DATA FOR PROCESSING:
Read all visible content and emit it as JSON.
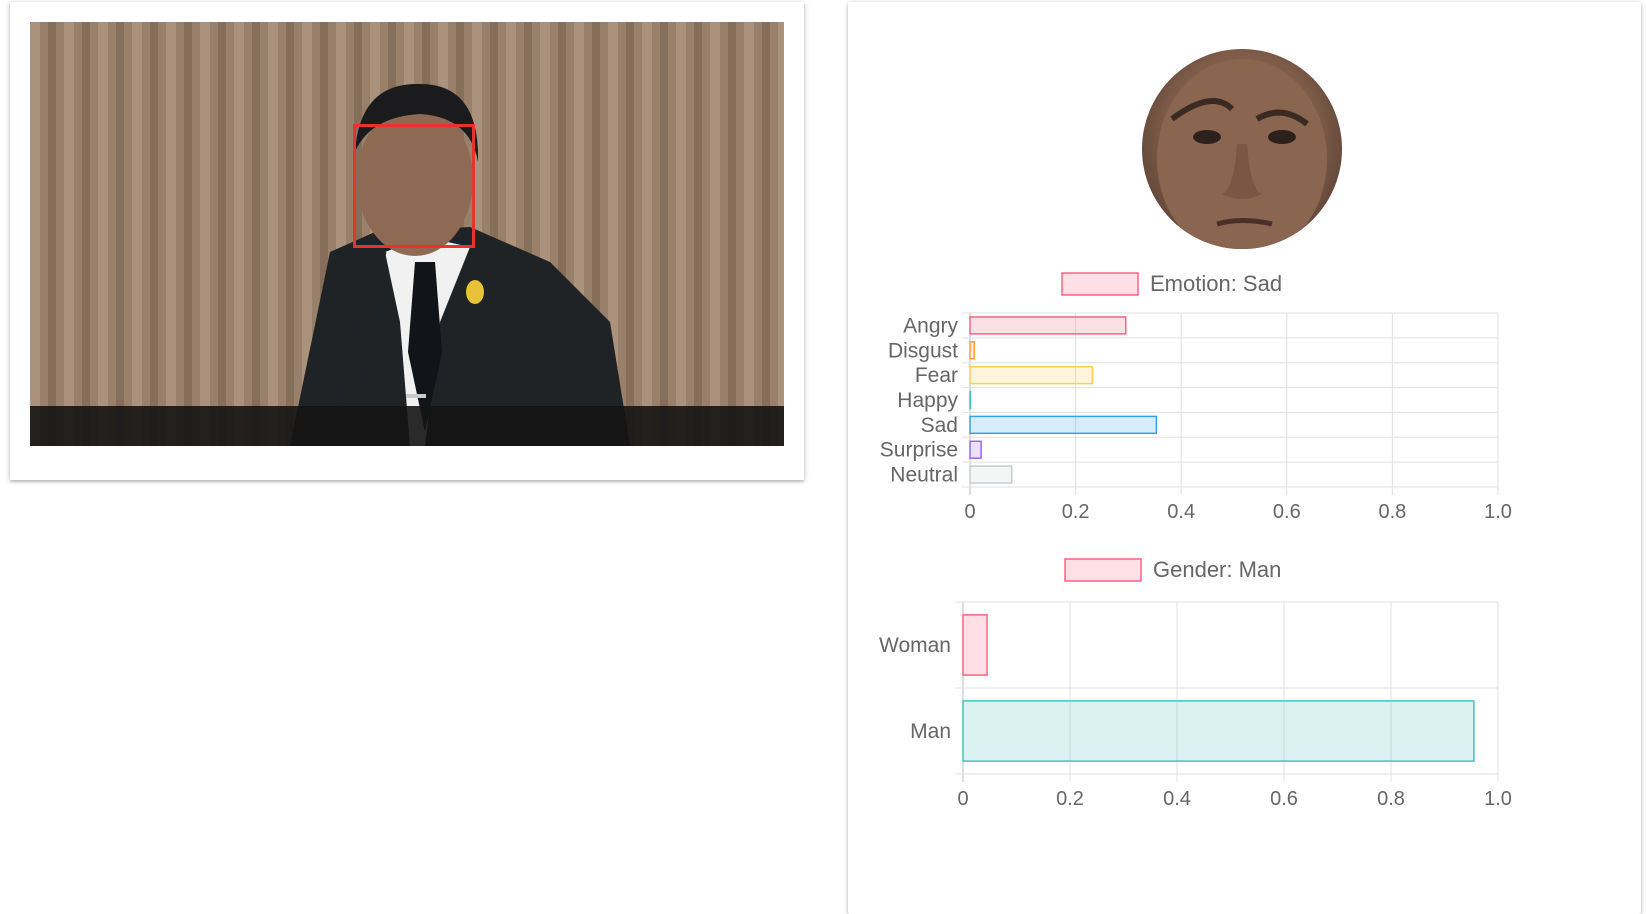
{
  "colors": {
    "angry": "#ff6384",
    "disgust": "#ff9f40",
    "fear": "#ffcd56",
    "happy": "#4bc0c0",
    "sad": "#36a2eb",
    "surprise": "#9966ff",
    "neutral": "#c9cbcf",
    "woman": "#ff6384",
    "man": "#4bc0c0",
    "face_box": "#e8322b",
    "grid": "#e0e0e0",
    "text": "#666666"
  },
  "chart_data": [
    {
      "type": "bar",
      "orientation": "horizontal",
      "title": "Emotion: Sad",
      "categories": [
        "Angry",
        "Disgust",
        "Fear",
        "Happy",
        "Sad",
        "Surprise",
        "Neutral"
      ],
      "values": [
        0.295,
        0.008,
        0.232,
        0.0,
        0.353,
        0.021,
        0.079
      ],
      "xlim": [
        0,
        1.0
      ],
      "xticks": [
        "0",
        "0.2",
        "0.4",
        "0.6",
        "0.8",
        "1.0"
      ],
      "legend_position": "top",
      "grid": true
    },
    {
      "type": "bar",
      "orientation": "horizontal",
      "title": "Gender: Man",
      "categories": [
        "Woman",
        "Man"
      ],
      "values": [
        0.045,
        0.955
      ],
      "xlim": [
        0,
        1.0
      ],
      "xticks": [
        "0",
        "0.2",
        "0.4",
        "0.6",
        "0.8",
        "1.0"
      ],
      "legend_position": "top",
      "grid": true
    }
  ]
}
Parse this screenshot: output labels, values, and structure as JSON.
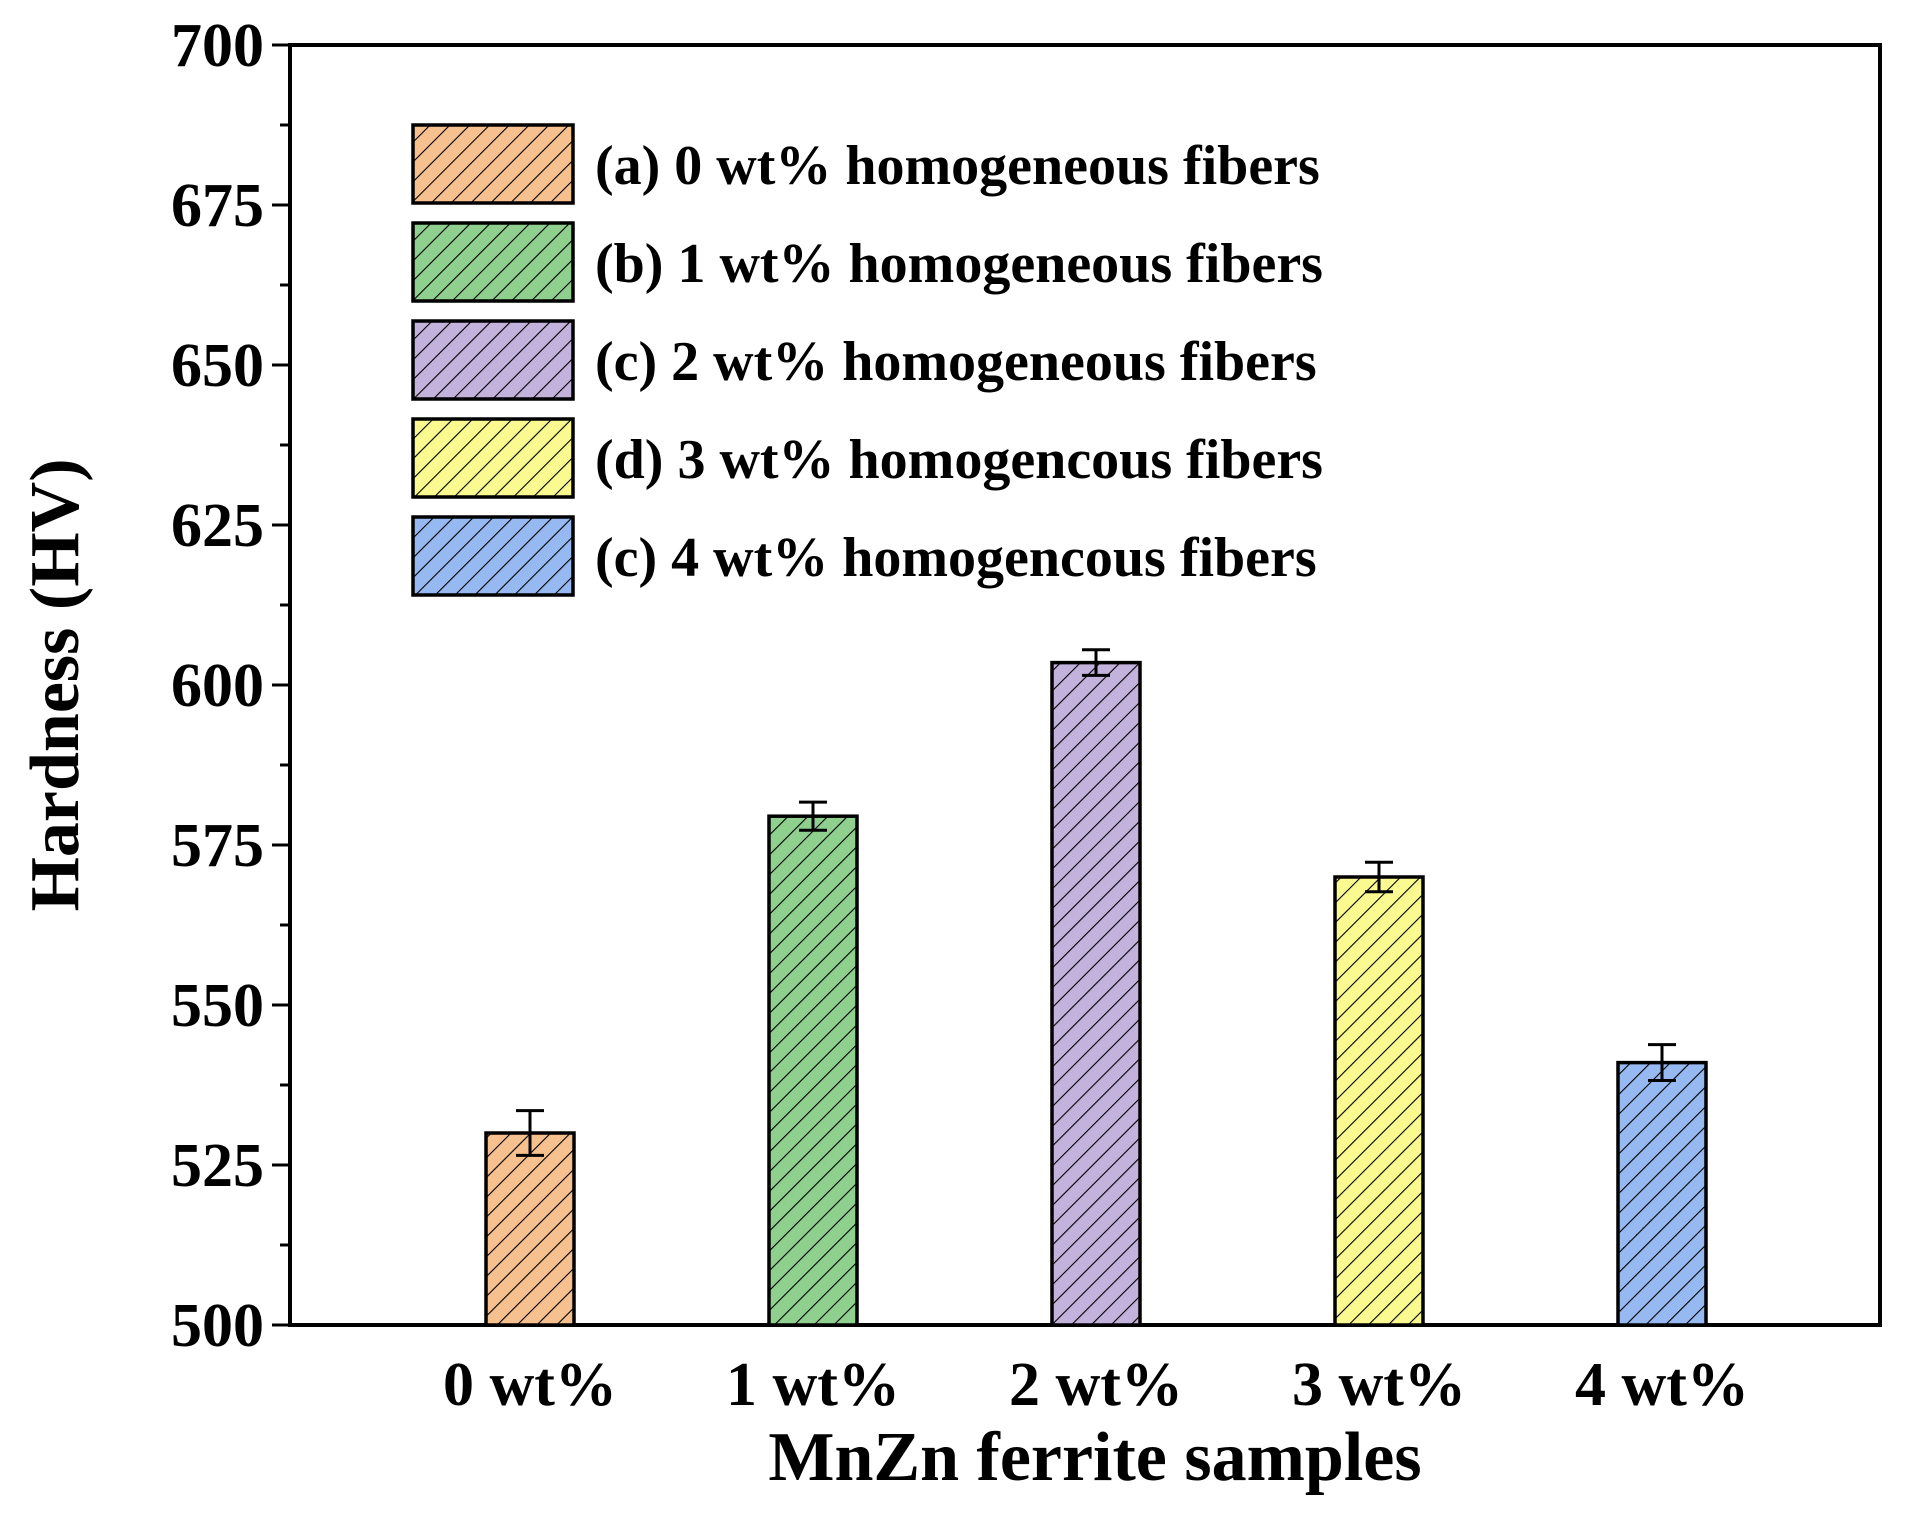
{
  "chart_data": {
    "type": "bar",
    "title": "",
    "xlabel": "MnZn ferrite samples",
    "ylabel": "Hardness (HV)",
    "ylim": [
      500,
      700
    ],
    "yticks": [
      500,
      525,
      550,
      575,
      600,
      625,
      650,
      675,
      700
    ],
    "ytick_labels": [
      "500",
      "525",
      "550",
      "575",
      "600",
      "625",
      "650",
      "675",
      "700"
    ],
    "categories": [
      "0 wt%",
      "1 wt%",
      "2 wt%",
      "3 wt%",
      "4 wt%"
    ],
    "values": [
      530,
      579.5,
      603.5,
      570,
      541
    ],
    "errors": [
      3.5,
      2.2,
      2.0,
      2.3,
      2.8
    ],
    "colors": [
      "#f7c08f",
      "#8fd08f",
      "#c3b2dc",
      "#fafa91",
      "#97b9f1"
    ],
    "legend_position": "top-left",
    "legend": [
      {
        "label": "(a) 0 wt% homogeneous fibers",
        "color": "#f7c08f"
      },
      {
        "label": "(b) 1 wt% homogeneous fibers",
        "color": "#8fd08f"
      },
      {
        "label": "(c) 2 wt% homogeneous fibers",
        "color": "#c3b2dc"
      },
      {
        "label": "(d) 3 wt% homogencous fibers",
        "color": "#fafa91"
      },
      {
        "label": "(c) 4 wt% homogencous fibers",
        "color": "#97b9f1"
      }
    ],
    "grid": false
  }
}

==

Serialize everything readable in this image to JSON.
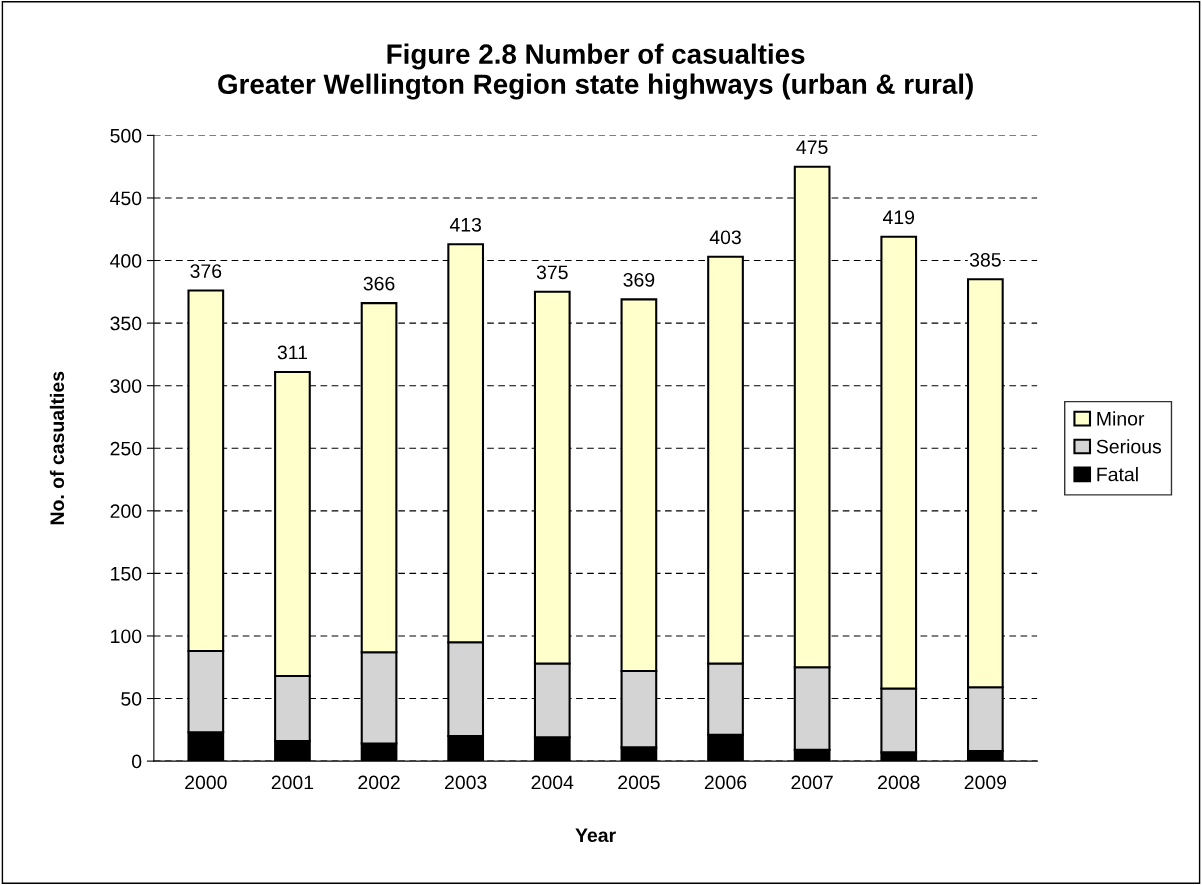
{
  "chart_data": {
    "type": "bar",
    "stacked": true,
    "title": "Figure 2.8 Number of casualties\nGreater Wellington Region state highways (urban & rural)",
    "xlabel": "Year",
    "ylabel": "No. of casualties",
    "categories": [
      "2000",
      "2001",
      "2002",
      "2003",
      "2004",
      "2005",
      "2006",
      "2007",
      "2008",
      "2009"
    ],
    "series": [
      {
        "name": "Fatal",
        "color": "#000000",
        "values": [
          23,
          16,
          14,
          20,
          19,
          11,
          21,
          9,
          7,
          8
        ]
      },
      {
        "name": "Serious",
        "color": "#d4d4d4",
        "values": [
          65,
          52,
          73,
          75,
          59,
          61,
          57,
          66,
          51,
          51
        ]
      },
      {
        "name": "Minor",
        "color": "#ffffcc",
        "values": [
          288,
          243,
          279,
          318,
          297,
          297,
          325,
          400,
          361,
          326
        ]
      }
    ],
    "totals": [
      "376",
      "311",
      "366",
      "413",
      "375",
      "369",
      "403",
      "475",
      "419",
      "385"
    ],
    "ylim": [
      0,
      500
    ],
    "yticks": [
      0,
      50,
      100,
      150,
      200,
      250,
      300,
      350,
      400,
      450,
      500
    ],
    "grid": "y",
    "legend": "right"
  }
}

PROBLEM DESCRIPTION: Copy each line that holds the word "grid".

SOLUTION TO THIS TASK:
    "grid": "#e0e0e0",
      "grid": true
      "grid": true
    "grid": false
    "grid": "y",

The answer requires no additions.